• [Task brief]: Rewrite every line of the records below, substituting "amount-cell" for each occurrence of "value-cell" and keeping everything else unchanged. Do not include the pictures in your answer.

[Records of where elements appear]
■ ■ ■
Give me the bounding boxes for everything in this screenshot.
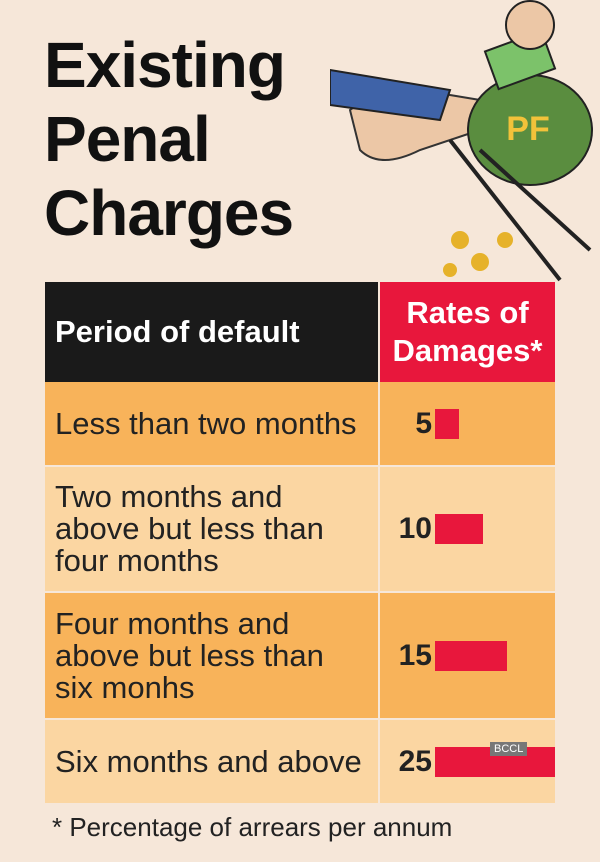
value-cell: 5 — [380, 382, 555, 465]
header-period: Period of default — [45, 282, 378, 382]
bar — [435, 640, 507, 671]
bar — [435, 514, 483, 544]
value-label: 5 — [415, 406, 432, 440]
header-rate: Rates of Damages* — [380, 282, 555, 382]
title: Existing Penal Charges — [44, 29, 294, 249]
value-cell: 15 — [380, 593, 555, 718]
watermark: BCCL — [490, 742, 528, 756]
footnote: * Percentage of arrears per annum — [52, 812, 453, 842]
value-label: 25 — [398, 744, 432, 778]
value-cell: 25 — [380, 720, 555, 803]
value-label: 10 — [398, 512, 432, 545]
value-cell: 10 — [380, 467, 555, 591]
bar — [435, 408, 459, 439]
category-cell: Two months and above but less than four … — [45, 467, 378, 591]
illustration: PF — [330, 0, 593, 282]
category-cell: Six months and above — [45, 720, 378, 803]
category-cell: Less than two months — [45, 382, 378, 465]
category-cell: Four months and above but less than six … — [45, 593, 378, 718]
bag-label: PF — [506, 110, 549, 148]
value-label: 15 — [398, 638, 432, 672]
■ ■ ■
• [Written response]:
Give me the bounding boxes for everything in this screenshot.
amount-cell: 5 — [380, 382, 555, 465]
header-period: Period of default — [45, 282, 378, 382]
bar — [435, 640, 507, 671]
bar — [435, 514, 483, 544]
value-label: 5 — [415, 406, 432, 440]
header-rate: Rates of Damages* — [380, 282, 555, 382]
title: Existing Penal Charges — [44, 29, 294, 249]
amount-cell: 15 — [380, 593, 555, 718]
watermark: BCCL — [490, 742, 528, 756]
footnote: * Percentage of arrears per annum — [52, 812, 453, 842]
value-label: 25 — [398, 744, 432, 778]
amount-cell: 25 — [380, 720, 555, 803]
value-label: 10 — [398, 512, 432, 545]
amount-cell: 10 — [380, 467, 555, 591]
bar — [435, 408, 459, 439]
category-cell: Two months and above but less than four … — [45, 467, 378, 591]
illustration: PF — [330, 0, 593, 282]
category-cell: Six months and above — [45, 720, 378, 803]
category-cell: Less than two months — [45, 382, 378, 465]
category-cell: Four months and above but less than six … — [45, 593, 378, 718]
bag-label: PF — [506, 110, 549, 148]
value-label: 15 — [398, 638, 432, 672]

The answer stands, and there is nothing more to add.